Data records:
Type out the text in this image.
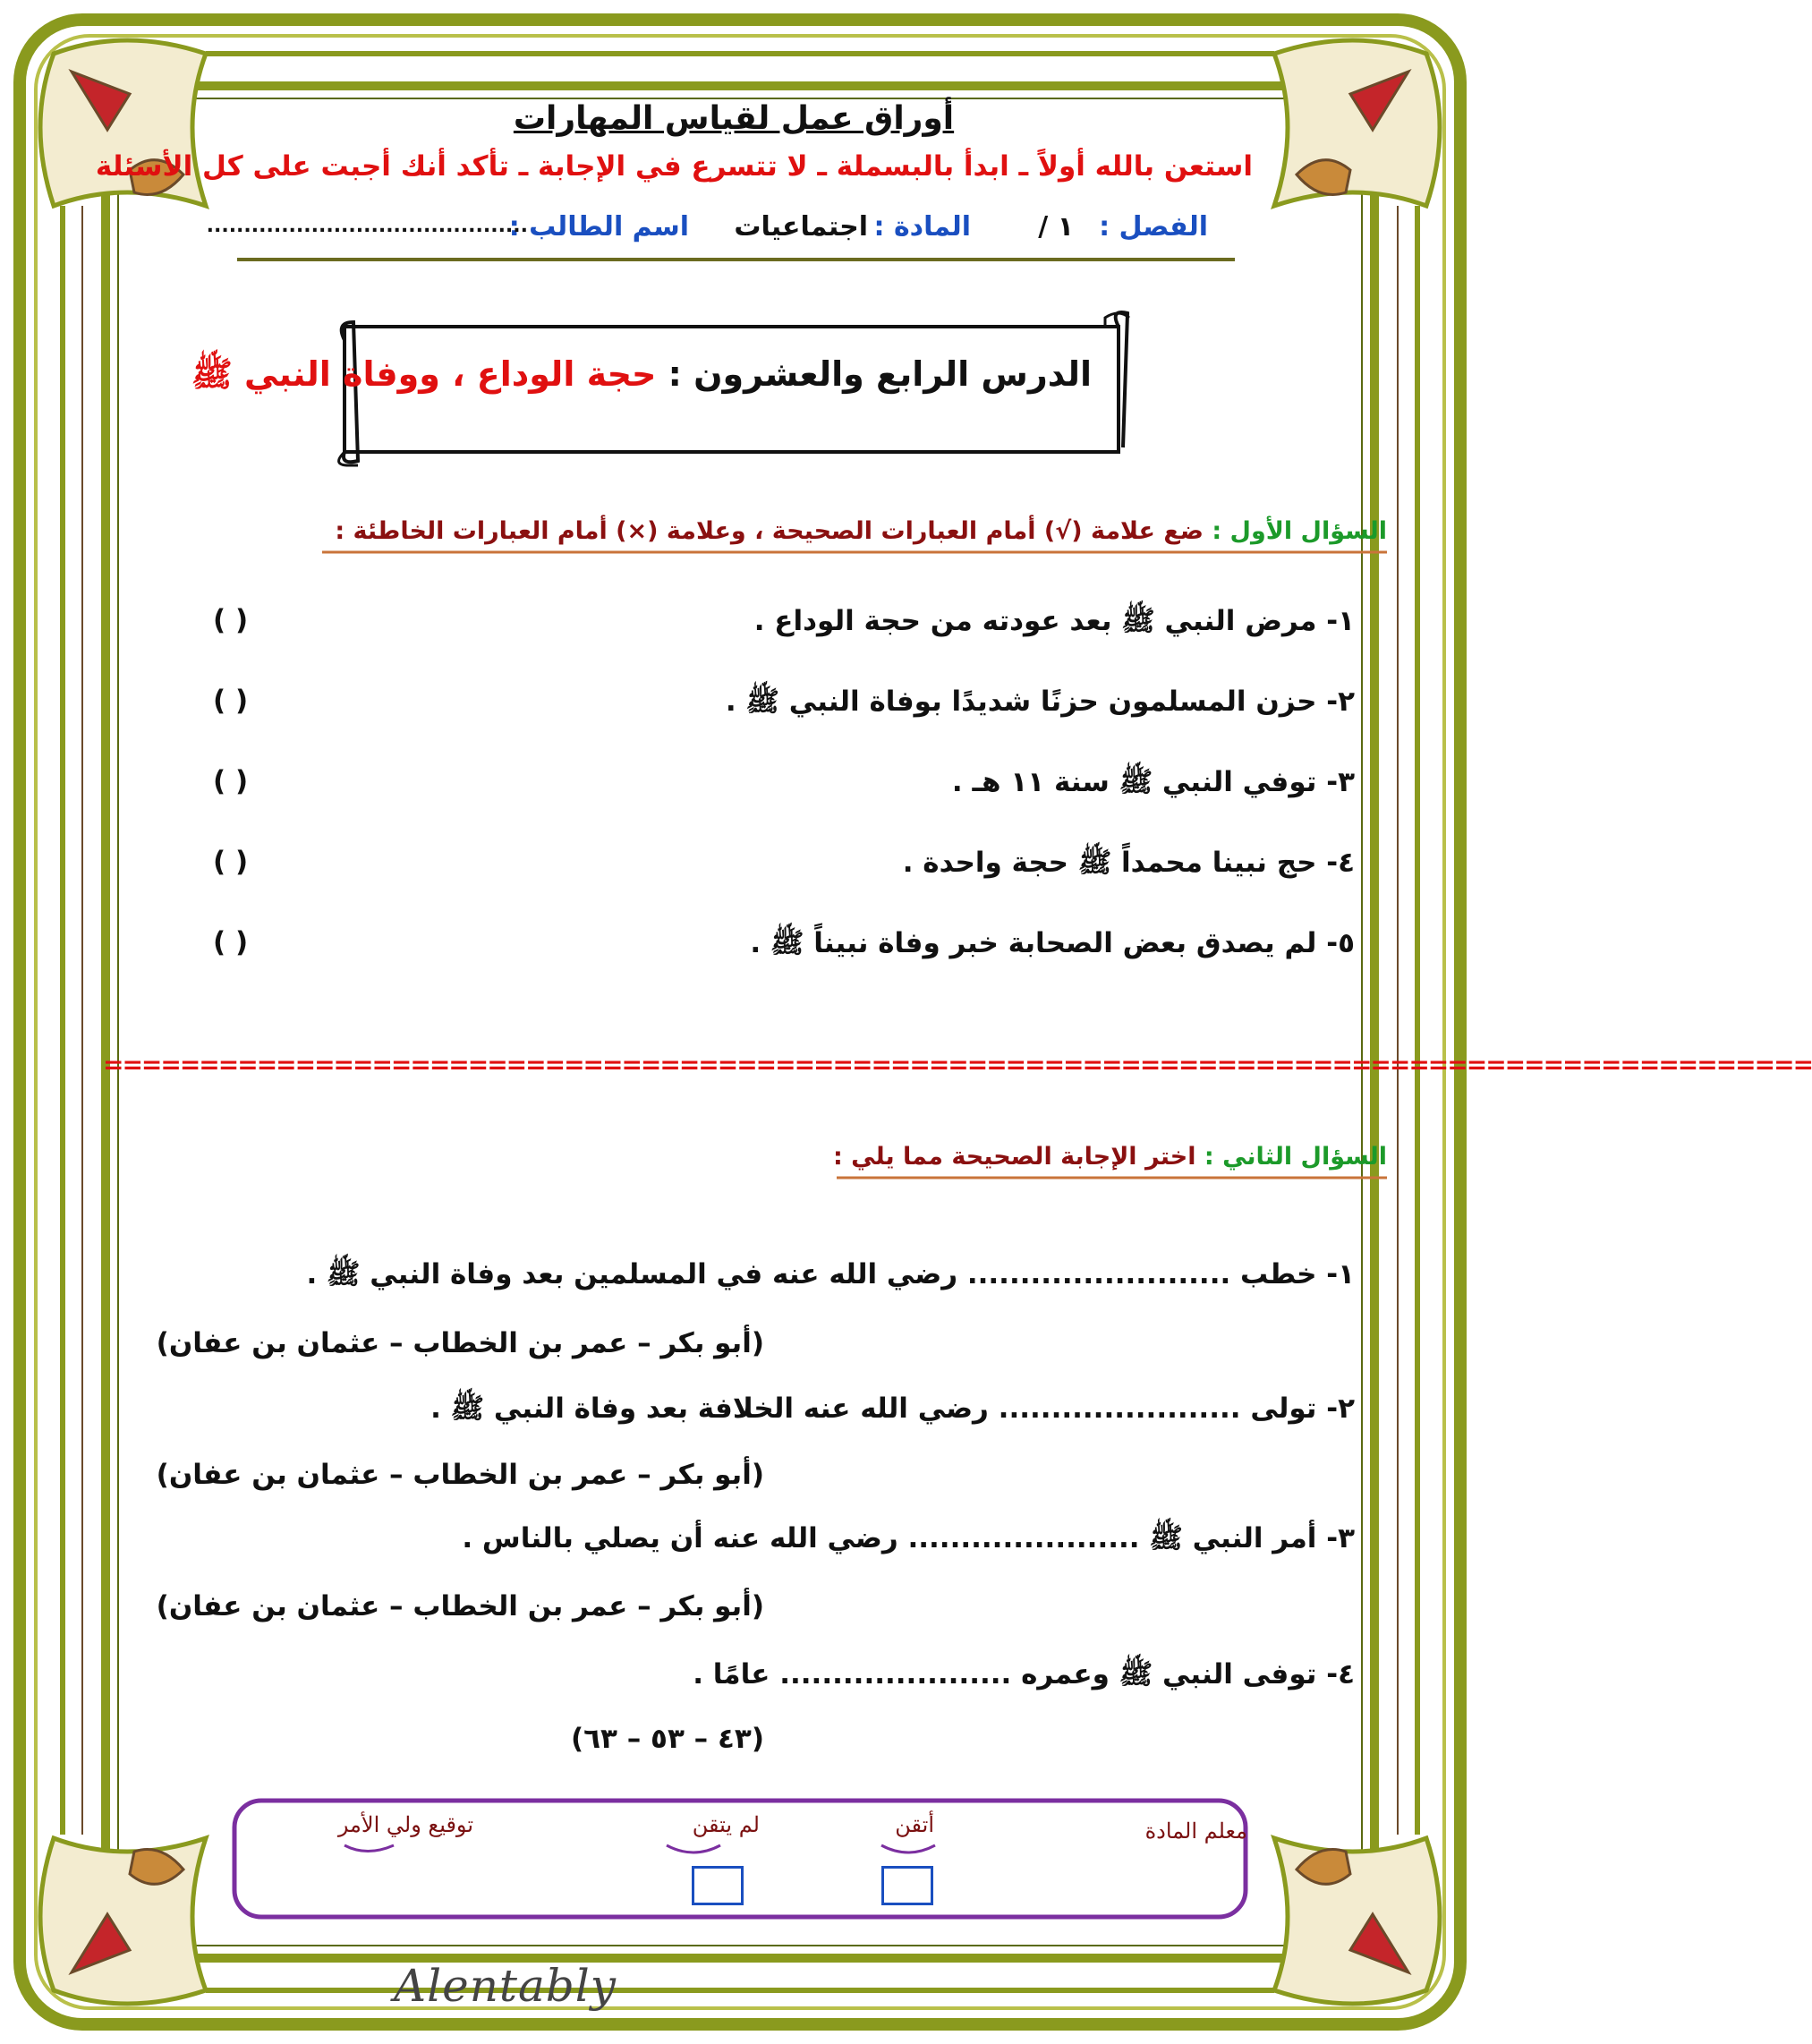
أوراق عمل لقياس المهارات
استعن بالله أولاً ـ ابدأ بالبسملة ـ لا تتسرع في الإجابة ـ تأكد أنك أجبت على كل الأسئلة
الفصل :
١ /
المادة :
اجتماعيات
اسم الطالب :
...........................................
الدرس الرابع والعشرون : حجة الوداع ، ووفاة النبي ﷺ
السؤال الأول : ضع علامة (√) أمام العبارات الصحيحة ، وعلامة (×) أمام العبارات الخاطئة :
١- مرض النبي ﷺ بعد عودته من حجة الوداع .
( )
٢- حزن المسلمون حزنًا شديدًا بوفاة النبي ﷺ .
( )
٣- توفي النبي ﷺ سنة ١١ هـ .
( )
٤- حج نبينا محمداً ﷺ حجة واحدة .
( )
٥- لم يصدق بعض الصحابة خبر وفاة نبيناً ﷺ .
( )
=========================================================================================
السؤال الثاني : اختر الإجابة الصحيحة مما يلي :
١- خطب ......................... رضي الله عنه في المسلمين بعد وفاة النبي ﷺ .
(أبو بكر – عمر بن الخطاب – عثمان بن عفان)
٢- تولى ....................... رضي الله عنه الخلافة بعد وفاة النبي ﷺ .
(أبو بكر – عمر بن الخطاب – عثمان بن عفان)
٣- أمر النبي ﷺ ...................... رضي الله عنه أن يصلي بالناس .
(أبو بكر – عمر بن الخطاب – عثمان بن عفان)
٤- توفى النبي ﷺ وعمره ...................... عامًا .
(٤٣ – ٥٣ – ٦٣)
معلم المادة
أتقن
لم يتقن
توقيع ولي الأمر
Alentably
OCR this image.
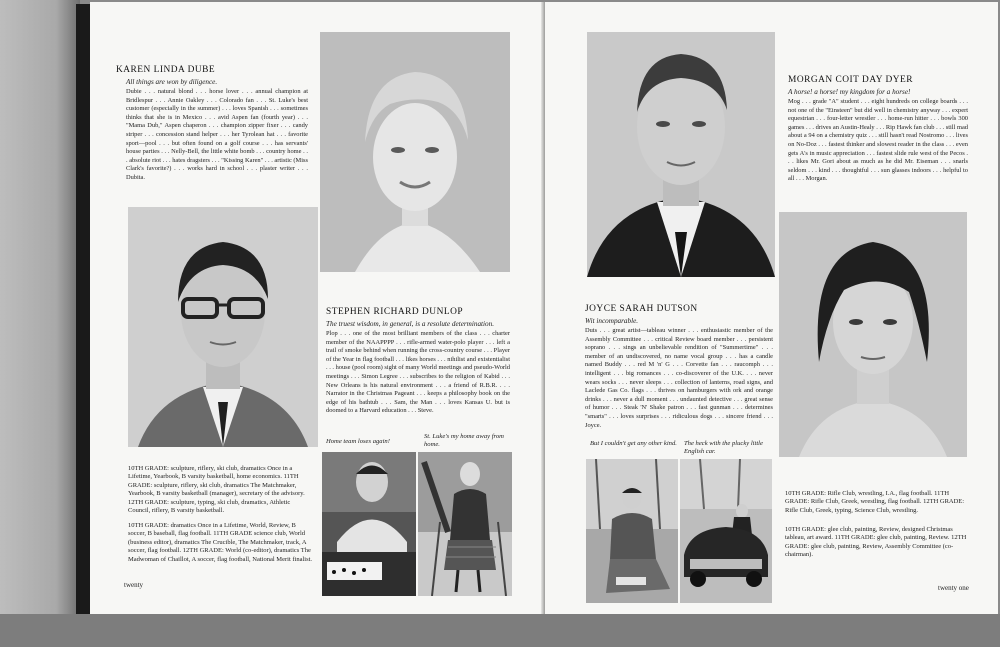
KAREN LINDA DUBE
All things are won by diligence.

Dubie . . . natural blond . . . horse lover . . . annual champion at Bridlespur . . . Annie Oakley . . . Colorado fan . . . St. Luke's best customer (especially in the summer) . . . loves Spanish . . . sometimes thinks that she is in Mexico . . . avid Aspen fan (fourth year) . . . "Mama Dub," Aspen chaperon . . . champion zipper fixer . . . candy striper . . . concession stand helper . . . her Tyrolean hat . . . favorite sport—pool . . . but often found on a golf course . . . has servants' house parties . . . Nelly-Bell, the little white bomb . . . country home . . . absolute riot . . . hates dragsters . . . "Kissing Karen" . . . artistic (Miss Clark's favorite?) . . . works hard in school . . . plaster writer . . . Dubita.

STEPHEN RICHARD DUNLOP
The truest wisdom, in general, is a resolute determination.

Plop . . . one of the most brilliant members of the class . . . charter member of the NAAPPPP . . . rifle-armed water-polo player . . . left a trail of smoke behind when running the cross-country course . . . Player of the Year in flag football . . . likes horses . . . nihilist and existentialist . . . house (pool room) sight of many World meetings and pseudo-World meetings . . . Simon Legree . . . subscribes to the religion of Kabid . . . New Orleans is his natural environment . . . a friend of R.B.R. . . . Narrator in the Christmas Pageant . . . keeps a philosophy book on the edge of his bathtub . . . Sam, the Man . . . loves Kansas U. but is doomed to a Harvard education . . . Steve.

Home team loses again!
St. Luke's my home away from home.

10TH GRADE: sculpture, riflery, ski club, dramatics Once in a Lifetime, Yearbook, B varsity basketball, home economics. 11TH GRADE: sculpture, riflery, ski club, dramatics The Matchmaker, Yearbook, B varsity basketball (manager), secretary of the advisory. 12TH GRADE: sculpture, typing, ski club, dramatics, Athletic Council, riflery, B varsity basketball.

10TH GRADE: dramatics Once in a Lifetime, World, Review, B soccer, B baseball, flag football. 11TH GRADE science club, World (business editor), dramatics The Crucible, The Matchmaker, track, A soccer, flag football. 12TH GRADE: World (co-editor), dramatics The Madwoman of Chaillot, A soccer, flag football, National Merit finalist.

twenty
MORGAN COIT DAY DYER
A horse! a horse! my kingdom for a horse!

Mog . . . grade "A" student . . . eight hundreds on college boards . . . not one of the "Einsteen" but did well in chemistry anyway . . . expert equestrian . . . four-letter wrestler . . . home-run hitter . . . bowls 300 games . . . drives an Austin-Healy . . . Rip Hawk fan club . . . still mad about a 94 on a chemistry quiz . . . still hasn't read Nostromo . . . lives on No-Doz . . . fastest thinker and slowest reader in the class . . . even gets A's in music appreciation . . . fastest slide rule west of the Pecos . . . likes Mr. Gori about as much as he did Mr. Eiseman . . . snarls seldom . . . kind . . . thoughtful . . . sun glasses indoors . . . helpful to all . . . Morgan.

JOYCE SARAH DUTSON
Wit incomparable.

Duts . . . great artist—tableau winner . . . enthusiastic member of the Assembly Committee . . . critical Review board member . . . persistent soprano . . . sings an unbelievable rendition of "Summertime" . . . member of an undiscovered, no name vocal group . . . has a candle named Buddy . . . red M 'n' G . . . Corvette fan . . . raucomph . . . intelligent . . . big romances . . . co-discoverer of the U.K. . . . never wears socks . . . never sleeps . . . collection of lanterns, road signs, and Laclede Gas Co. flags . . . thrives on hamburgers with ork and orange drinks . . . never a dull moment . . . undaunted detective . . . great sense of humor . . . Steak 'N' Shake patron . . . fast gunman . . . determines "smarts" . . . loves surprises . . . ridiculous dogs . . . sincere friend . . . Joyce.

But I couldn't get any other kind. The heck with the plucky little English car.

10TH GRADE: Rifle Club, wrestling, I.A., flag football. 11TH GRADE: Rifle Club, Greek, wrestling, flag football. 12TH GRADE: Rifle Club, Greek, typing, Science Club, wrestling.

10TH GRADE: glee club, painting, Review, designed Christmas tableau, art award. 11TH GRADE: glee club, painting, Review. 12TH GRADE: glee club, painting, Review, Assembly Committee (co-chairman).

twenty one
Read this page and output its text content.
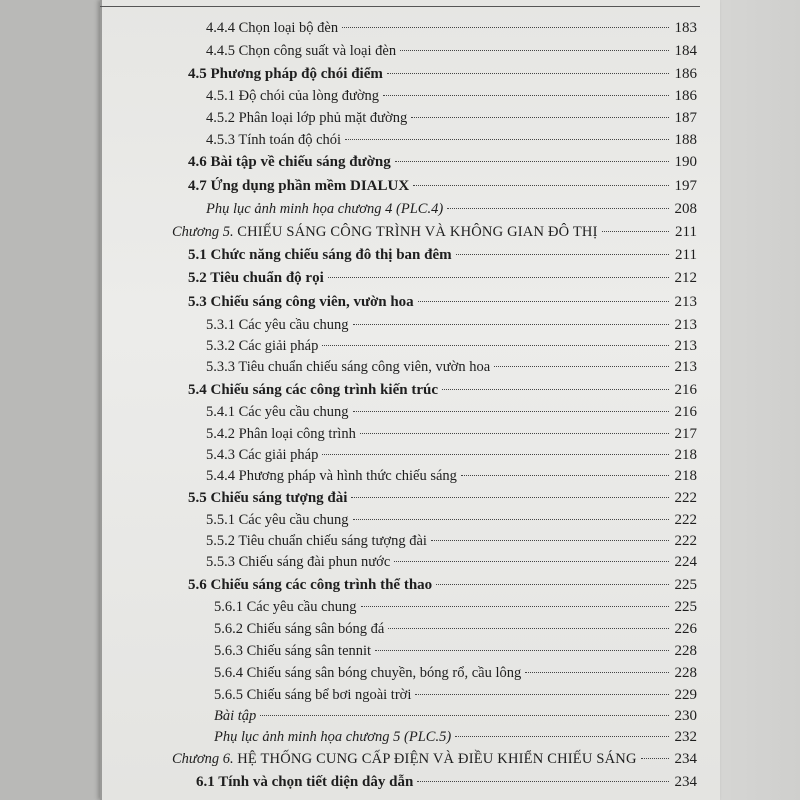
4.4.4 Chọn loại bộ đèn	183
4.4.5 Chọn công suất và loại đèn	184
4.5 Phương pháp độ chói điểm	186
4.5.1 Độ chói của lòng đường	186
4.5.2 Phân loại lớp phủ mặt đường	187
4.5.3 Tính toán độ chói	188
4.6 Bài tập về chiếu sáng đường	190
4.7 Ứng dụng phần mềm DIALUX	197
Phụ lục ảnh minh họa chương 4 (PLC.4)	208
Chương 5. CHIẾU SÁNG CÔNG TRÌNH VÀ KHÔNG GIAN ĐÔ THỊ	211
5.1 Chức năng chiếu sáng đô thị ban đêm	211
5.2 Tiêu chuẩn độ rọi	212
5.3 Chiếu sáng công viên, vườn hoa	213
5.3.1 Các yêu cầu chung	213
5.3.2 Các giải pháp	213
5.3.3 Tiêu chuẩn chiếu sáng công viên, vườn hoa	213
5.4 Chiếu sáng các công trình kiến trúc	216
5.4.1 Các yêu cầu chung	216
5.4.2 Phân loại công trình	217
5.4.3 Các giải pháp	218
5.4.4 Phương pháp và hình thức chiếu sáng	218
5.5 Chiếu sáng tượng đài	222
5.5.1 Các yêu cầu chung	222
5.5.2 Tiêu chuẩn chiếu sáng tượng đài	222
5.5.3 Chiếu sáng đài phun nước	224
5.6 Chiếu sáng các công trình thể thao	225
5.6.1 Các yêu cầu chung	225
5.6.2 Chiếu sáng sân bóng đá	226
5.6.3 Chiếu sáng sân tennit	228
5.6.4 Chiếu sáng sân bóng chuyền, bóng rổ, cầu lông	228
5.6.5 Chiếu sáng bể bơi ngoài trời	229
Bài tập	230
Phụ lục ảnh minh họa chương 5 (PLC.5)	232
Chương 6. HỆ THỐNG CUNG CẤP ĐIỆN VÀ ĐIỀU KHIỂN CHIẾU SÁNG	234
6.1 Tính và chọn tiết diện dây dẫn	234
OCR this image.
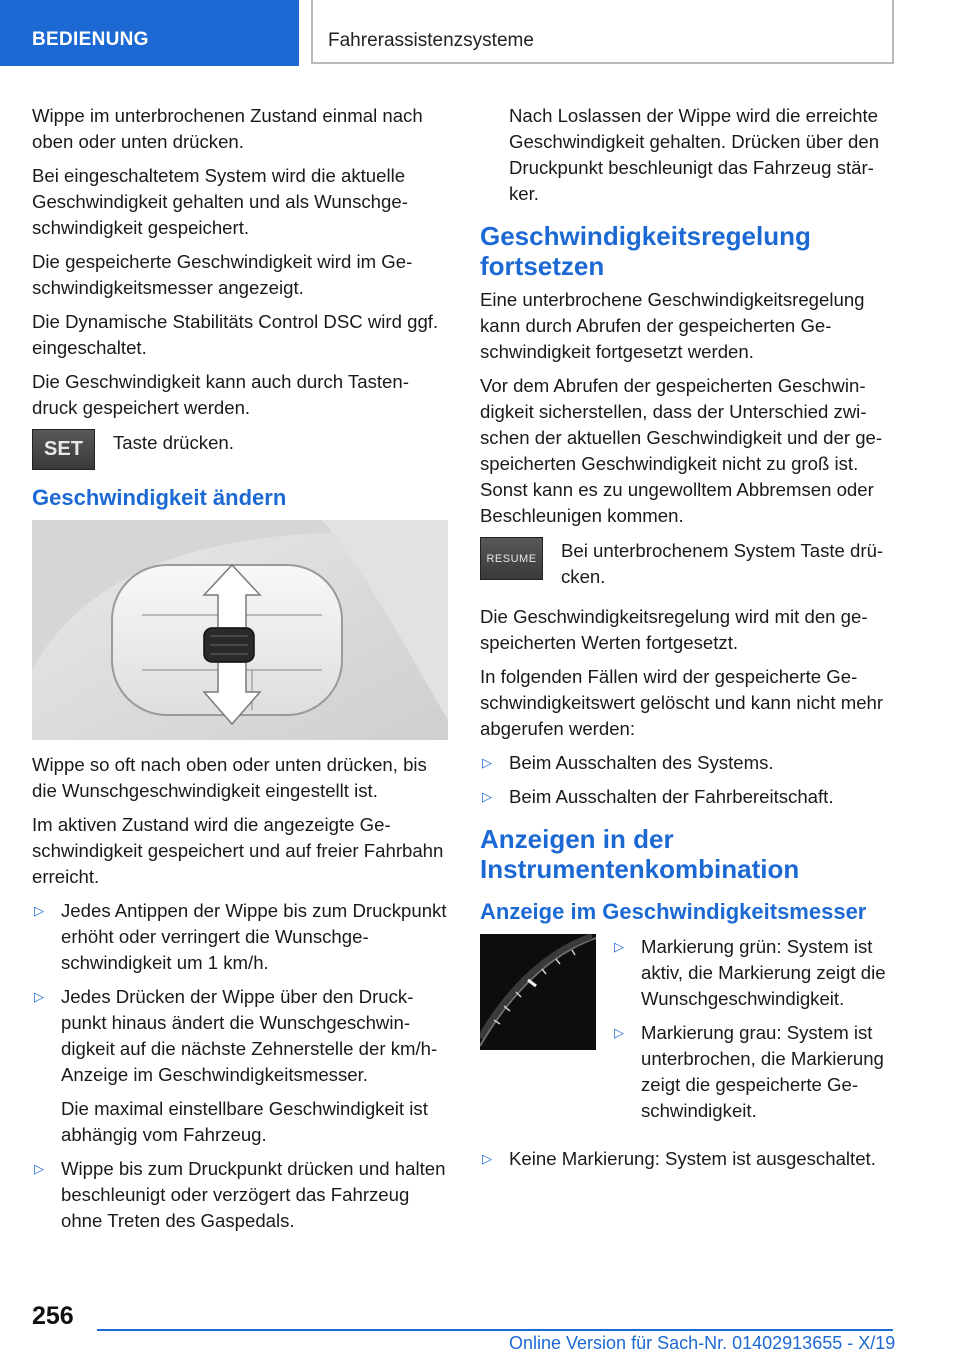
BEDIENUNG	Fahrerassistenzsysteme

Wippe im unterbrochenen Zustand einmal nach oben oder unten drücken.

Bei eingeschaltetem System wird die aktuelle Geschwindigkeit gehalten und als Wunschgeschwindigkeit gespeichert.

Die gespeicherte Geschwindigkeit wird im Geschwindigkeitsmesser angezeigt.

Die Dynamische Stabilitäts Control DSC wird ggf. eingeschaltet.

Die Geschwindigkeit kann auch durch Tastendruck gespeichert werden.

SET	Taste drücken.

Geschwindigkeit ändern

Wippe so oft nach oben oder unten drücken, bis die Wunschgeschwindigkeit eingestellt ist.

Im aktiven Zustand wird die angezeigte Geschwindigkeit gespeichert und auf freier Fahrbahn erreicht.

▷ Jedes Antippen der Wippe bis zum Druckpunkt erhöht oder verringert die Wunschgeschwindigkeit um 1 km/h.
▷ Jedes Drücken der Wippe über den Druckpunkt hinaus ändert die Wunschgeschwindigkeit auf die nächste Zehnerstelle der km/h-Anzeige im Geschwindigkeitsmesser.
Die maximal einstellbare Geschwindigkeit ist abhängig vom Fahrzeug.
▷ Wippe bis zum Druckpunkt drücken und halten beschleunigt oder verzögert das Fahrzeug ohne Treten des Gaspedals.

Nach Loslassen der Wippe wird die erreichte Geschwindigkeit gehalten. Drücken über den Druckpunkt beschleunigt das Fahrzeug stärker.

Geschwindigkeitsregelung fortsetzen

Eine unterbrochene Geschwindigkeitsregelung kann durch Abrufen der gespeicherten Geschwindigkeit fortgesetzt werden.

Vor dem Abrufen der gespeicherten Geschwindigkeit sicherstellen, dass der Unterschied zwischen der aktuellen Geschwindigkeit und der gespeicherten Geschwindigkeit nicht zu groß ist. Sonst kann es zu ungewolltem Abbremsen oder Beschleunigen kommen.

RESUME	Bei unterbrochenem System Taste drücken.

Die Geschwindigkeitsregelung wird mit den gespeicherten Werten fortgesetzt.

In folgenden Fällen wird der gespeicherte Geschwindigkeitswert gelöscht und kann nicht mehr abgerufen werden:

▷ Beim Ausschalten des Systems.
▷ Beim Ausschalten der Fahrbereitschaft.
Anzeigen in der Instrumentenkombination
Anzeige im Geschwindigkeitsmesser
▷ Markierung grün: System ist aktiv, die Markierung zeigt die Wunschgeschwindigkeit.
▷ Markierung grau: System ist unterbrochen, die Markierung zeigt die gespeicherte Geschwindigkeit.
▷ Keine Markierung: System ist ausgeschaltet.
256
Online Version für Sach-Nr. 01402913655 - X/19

» PROBLEM TO SOLVE: How many of the lines above include the word "Tính"? Respond with the number alone.

» CORRECT RESPONSE: 2